Dataset items:

◇ ◇ ◇

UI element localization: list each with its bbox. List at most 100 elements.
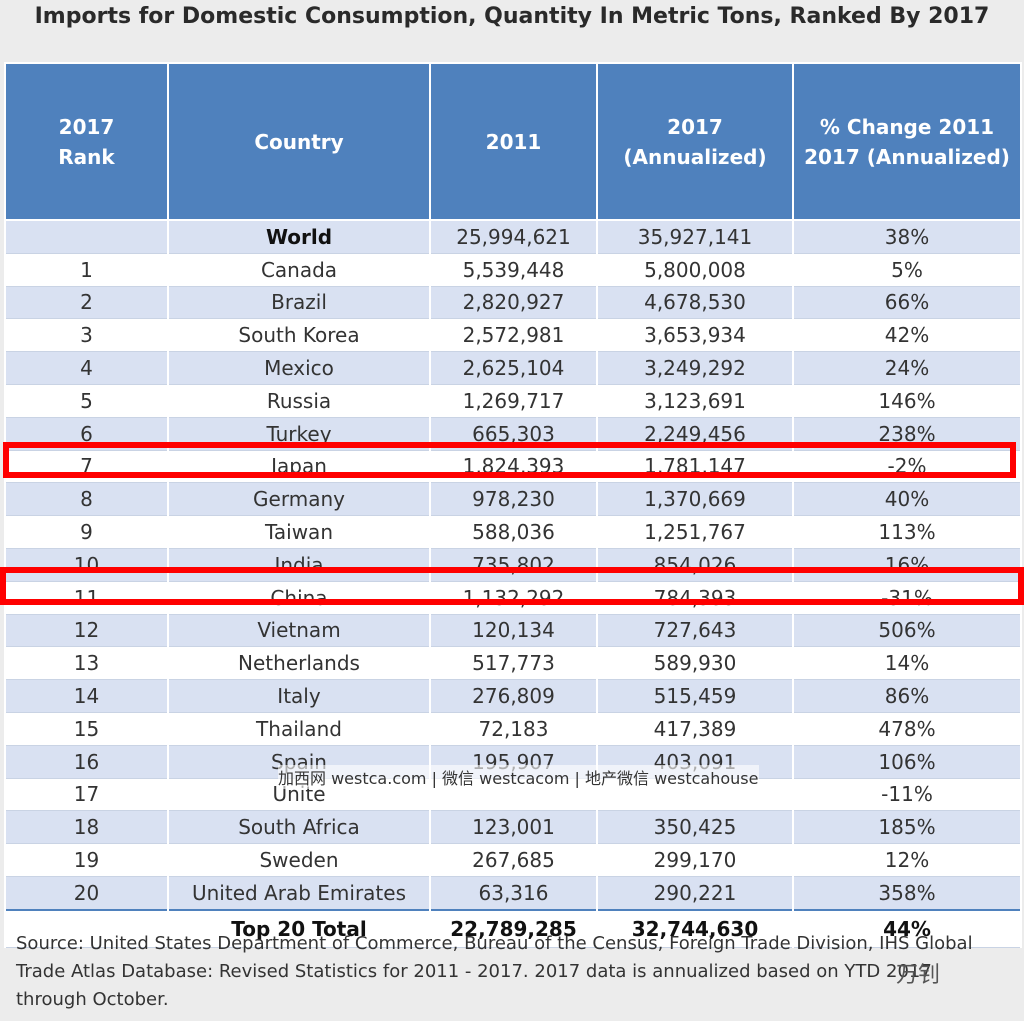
country-cell: United Arab Emirates [167, 876, 431, 911]
country-cell: World [167, 220, 431, 254]
country-cell: Italy [167, 679, 431, 713]
country-cell: Russia [167, 384, 431, 418]
table-row: 9 Taiwan 588,036 1,251,767 113% [4, 515, 1022, 549]
change-cell: 14% [792, 646, 1022, 681]
change-cell: 358% [792, 876, 1022, 911]
country-cell: Canada [167, 253, 431, 287]
value-2017-cell: 4,678,530 [596, 286, 794, 320]
rank-cell: 8 [4, 482, 169, 517]
value-2011-cell: 72,183 [429, 712, 598, 746]
table-row: 10 India 735,802 854,026 16% [4, 548, 1022, 582]
header-change-line1: % Change 2011 [819, 114, 995, 139]
table-row: 15 Thailand 72,183 417,389 478% [4, 712, 1022, 746]
change-cell: 16% [792, 548, 1022, 582]
table-row: 12 Vietnam 120,134 727,643 506% [4, 614, 1022, 648]
country-cell: Germany [167, 482, 431, 517]
total-row: Top 20 Total 22,789,285 32,744,630 44% [4, 908, 1022, 948]
value-2017-cell: 299,170 [596, 843, 794, 877]
value-2011-cell: 735,802 [429, 548, 598, 582]
value-2011-cell: 588,036 [429, 515, 598, 549]
rank-cell: 1 [4, 253, 169, 287]
change-cell: 5% [792, 253, 1022, 287]
table-row: 20 United Arab Emirates 63,316 290,221 358% [4, 876, 1022, 911]
country-cell: Mexico [167, 351, 431, 385]
table-body: World 25,994,621 35,927,141 38% 1 Canada 5,539… [4, 220, 1022, 911]
country-cell: India [167, 548, 431, 582]
value-2017-cell: 350,425 [596, 810, 794, 845]
total-rank-cell [4, 908, 169, 948]
value-2017-cell: 5,800,008 [596, 253, 794, 287]
value-2011-cell: 123,001 [429, 810, 598, 845]
value-2011-cell: 25,994,621 [429, 220, 598, 254]
value-2011-cell: 1,269,717 [429, 384, 598, 418]
highlight-box-china [0, 567, 1024, 605]
value-2017-cell: 515,459 [596, 679, 794, 713]
value-2017-cell: 35,927,141 [596, 220, 794, 254]
change-cell: 40% [792, 482, 1022, 517]
table-row: 3 South Korea 2,572,981 3,653,934 42% [4, 318, 1022, 353]
rank-cell: 13 [4, 646, 169, 681]
change-cell: 24% [792, 351, 1022, 385]
header-change: % Change 2011 2017 (Annualized) [792, 62, 1022, 221]
header-2017-line1: 2017 [667, 114, 723, 139]
rank-cell [4, 220, 169, 254]
table-row: 13 Netherlands 517,773 589,930 14% [4, 646, 1022, 681]
value-2011-cell: 5,539,448 [429, 253, 598, 287]
header-rank-line1: 2017 [58, 114, 115, 139]
total-2011: 22,789,285 [429, 908, 598, 948]
value-2017-cell: 290,221 [596, 876, 794, 911]
rank-cell: 4 [4, 351, 169, 385]
value-2017-cell: 727,643 [596, 614, 794, 648]
change-cell: 146% [792, 384, 1022, 418]
value-2011-cell: 63,316 [429, 876, 598, 911]
value-2017-cell: 3,249,292 [596, 351, 794, 385]
rank-cell: 12 [4, 614, 169, 648]
table-header-row: 2017 Rank Country 2011 2017 (Annualized) %… [4, 62, 1022, 221]
value-2017-cell: 589,930 [596, 646, 794, 681]
country-cell: Netherlands [167, 646, 431, 681]
rank-cell: 9 [4, 515, 169, 549]
value-2017-cell: 1,251,767 [596, 515, 794, 549]
change-cell: 506% [792, 614, 1022, 648]
value-2011-cell: 276,809 [429, 679, 598, 713]
country-cell: Sweden [167, 843, 431, 877]
change-cell: 185% [792, 810, 1022, 845]
country-cell: Taiwan [167, 515, 431, 549]
header-rank-line2: Rank [58, 144, 115, 169]
value-2017-cell: 3,123,691 [596, 384, 794, 418]
country-cell: Brazil [167, 286, 431, 320]
table-row: 5 Russia 1,269,717 3,123,691 146% [4, 384, 1022, 418]
value-2017-cell: 854,026 [596, 548, 794, 582]
value-2011-cell: 2,820,927 [429, 286, 598, 320]
value-2011-cell: 1,132,292 [429, 581, 598, 615]
total-label: Top 20 Total [167, 908, 431, 948]
watermark-text: 加西网 westca.com | 微信 westcacom | 地产微信 wes… [278, 765, 759, 789]
header-2017-line2: (Annualized) [623, 144, 767, 169]
change-cell: 113% [792, 515, 1022, 549]
country-cell: South Africa [167, 810, 431, 845]
rank-cell: 15 [4, 712, 169, 746]
change-cell: 12% [792, 843, 1022, 877]
country-cell: Thailand [167, 712, 431, 746]
value-2011-cell: 517,773 [429, 646, 598, 681]
change-cell: 478% [792, 712, 1022, 746]
change-cell: -11% [792, 778, 1022, 812]
table-row: 2 Brazil 2,820,927 4,678,530 66% [4, 286, 1022, 320]
value-2017-cell: 3,653,934 [596, 318, 794, 353]
change-cell: -31% [792, 581, 1022, 615]
change-cell: 106% [792, 745, 1022, 779]
rank-cell: 14 [4, 679, 169, 713]
total-change: 44% [792, 908, 1022, 948]
table-row: 14 Italy 276,809 515,459 86% [4, 679, 1022, 713]
change-cell: 86% [792, 679, 1022, 713]
value-2011-cell: 2,625,104 [429, 351, 598, 385]
rank-cell: 18 [4, 810, 169, 845]
rank-cell: 2 [4, 286, 169, 320]
wechat-logo-mark: 万钊 [896, 963, 941, 988]
table-row: 11 China 1,132,292 784,393 -31% [4, 581, 1022, 615]
rank-cell: 20 [4, 876, 169, 911]
table-row: 18 South Africa 123,001 350,425 185% [4, 810, 1022, 845]
change-cell: 38% [792, 220, 1022, 254]
change-cell: 42% [792, 318, 1022, 353]
header-2011: 2011 [429, 62, 598, 221]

◇ ◇ ◇

In the listing above, swap every occurrence of "country-cell" for "nation-cell" and reproduce all lines otherwise unchanged, omitting the pictures.

UI element localization: list each with its bbox. List at most 100 elements.
nation-cell: United Arab Emirates [167, 876, 431, 911]
nation-cell: World [167, 220, 431, 254]
nation-cell: Italy [167, 679, 431, 713]
nation-cell: Russia [167, 384, 431, 418]
table-row: 9 Taiwan 588,036 1,251,767 113% [4, 515, 1022, 549]
change-cell: 14% [792, 646, 1022, 681]
change-cell: 358% [792, 876, 1022, 911]
nation-cell: Canada [167, 253, 431, 287]
value-2017-cell: 4,678,530 [596, 286, 794, 320]
rank-cell: 8 [4, 482, 169, 517]
value-2011-cell: 72,183 [429, 712, 598, 746]
table-row: 10 India 735,802 854,026 16% [4, 548, 1022, 582]
header-change-line1: % Change 2011 [819, 114, 995, 139]
table-row: 15 Thailand 72,183 417,389 478% [4, 712, 1022, 746]
change-cell: 16% [792, 548, 1022, 582]
table-row: 12 Vietnam 120,134 727,643 506% [4, 614, 1022, 648]
nation-cell: Germany [167, 482, 431, 517]
total-row: Top 20 Total 22,789,285 32,744,630 44% [4, 908, 1022, 948]
value-2017-cell: 299,170 [596, 843, 794, 877]
value-2011-cell: 735,802 [429, 548, 598, 582]
value-2011-cell: 588,036 [429, 515, 598, 549]
rank-cell: 1 [4, 253, 169, 287]
change-cell: 5% [792, 253, 1022, 287]
table-row: 20 United Arab Emirates 63,316 290,221 358% [4, 876, 1022, 911]
nation-cell: Mexico [167, 351, 431, 385]
table-body: World 25,994,621 35,927,141 38% 1 Canada 5,539… [4, 220, 1022, 911]
nation-cell: India [167, 548, 431, 582]
value-2017-cell: 350,425 [596, 810, 794, 845]
total-rank-cell [4, 908, 169, 948]
value-2017-cell: 5,800,008 [596, 253, 794, 287]
value-2011-cell: 123,001 [429, 810, 598, 845]
value-2011-cell: 25,994,621 [429, 220, 598, 254]
value-2011-cell: 1,269,717 [429, 384, 598, 418]
highlight-box-china [0, 567, 1024, 605]
value-2017-cell: 515,459 [596, 679, 794, 713]
value-2017-cell: 35,927,141 [596, 220, 794, 254]
change-cell: 40% [792, 482, 1022, 517]
table-row: 3 South Korea 2,572,981 3,653,934 42% [4, 318, 1022, 353]
rank-cell: 13 [4, 646, 169, 681]
change-cell: 24% [792, 351, 1022, 385]
header-change: % Change 2011 2017 (Annualized) [792, 62, 1022, 221]
header-2017-line1: 2017 [667, 114, 723, 139]
rank-cell [4, 220, 169, 254]
table-row: 13 Netherlands 517,773 589,930 14% [4, 646, 1022, 681]
value-2011-cell: 5,539,448 [429, 253, 598, 287]
header-rank-line1: 2017 [58, 114, 115, 139]
total-2011: 22,789,285 [429, 908, 598, 948]
value-2017-cell: 290,221 [596, 876, 794, 911]
rank-cell: 4 [4, 351, 169, 385]
value-2017-cell: 727,643 [596, 614, 794, 648]
change-cell: 146% [792, 384, 1022, 418]
value-2011-cell: 63,316 [429, 876, 598, 911]
value-2017-cell: 3,249,292 [596, 351, 794, 385]
rank-cell: 12 [4, 614, 169, 648]
table-header-row: 2017 Rank Country 2011 2017 (Annualized) %… [4, 62, 1022, 221]
value-2017-cell: 589,930 [596, 646, 794, 681]
nation-cell: Netherlands [167, 646, 431, 681]
rank-cell: 9 [4, 515, 169, 549]
value-2017-cell: 1,251,767 [596, 515, 794, 549]
change-cell: 506% [792, 614, 1022, 648]
value-2011-cell: 276,809 [429, 679, 598, 713]
nation-cell: Sweden [167, 843, 431, 877]
change-cell: 185% [792, 810, 1022, 845]
nation-cell: Taiwan [167, 515, 431, 549]
header-rank-line2: Rank [58, 144, 115, 169]
value-2017-cell: 3,123,691 [596, 384, 794, 418]
nation-cell: Brazil [167, 286, 431, 320]
table-row: 5 Russia 1,269,717 3,123,691 146% [4, 384, 1022, 418]
value-2017-cell: 854,026 [596, 548, 794, 582]
value-2011-cell: 2,820,927 [429, 286, 598, 320]
value-2011-cell: 1,132,292 [429, 581, 598, 615]
total-label: Top 20 Total [167, 908, 431, 948]
watermark-text: 加西网 westca.com | 微信 westcacom | 地产微信 wes… [278, 765, 759, 789]
header-2017-line2: (Annualized) [623, 144, 767, 169]
change-cell: 113% [792, 515, 1022, 549]
nation-cell: South Africa [167, 810, 431, 845]
rank-cell: 15 [4, 712, 169, 746]
change-cell: 12% [792, 843, 1022, 877]
nation-cell: Thailand [167, 712, 431, 746]
value-2011-cell: 517,773 [429, 646, 598, 681]
change-cell: 478% [792, 712, 1022, 746]
change-cell: -11% [792, 778, 1022, 812]
table-row: 2 Brazil 2,820,927 4,678,530 66% [4, 286, 1022, 320]
value-2017-cell: 3,653,934 [596, 318, 794, 353]
change-cell: -31% [792, 581, 1022, 615]
change-cell: 106% [792, 745, 1022, 779]
rank-cell: 14 [4, 679, 169, 713]
total-change: 44% [792, 908, 1022, 948]
table-row: 14 Italy 276,809 515,459 86% [4, 679, 1022, 713]
change-cell: 86% [792, 679, 1022, 713]
value-2011-cell: 2,625,104 [429, 351, 598, 385]
rank-cell: 18 [4, 810, 169, 845]
rank-cell: 2 [4, 286, 169, 320]
wechat-logo-mark: 万钊 [896, 963, 941, 988]
table-row: 11 China 1,132,292 784,393 -31% [4, 581, 1022, 615]
rank-cell: 20 [4, 876, 169, 911]
table-row: 18 South Africa 123,001 350,425 185% [4, 810, 1022, 845]
change-cell: 38% [792, 220, 1022, 254]
change-cell: 42% [792, 318, 1022, 353]
header-2011: 2011 [429, 62, 598, 221]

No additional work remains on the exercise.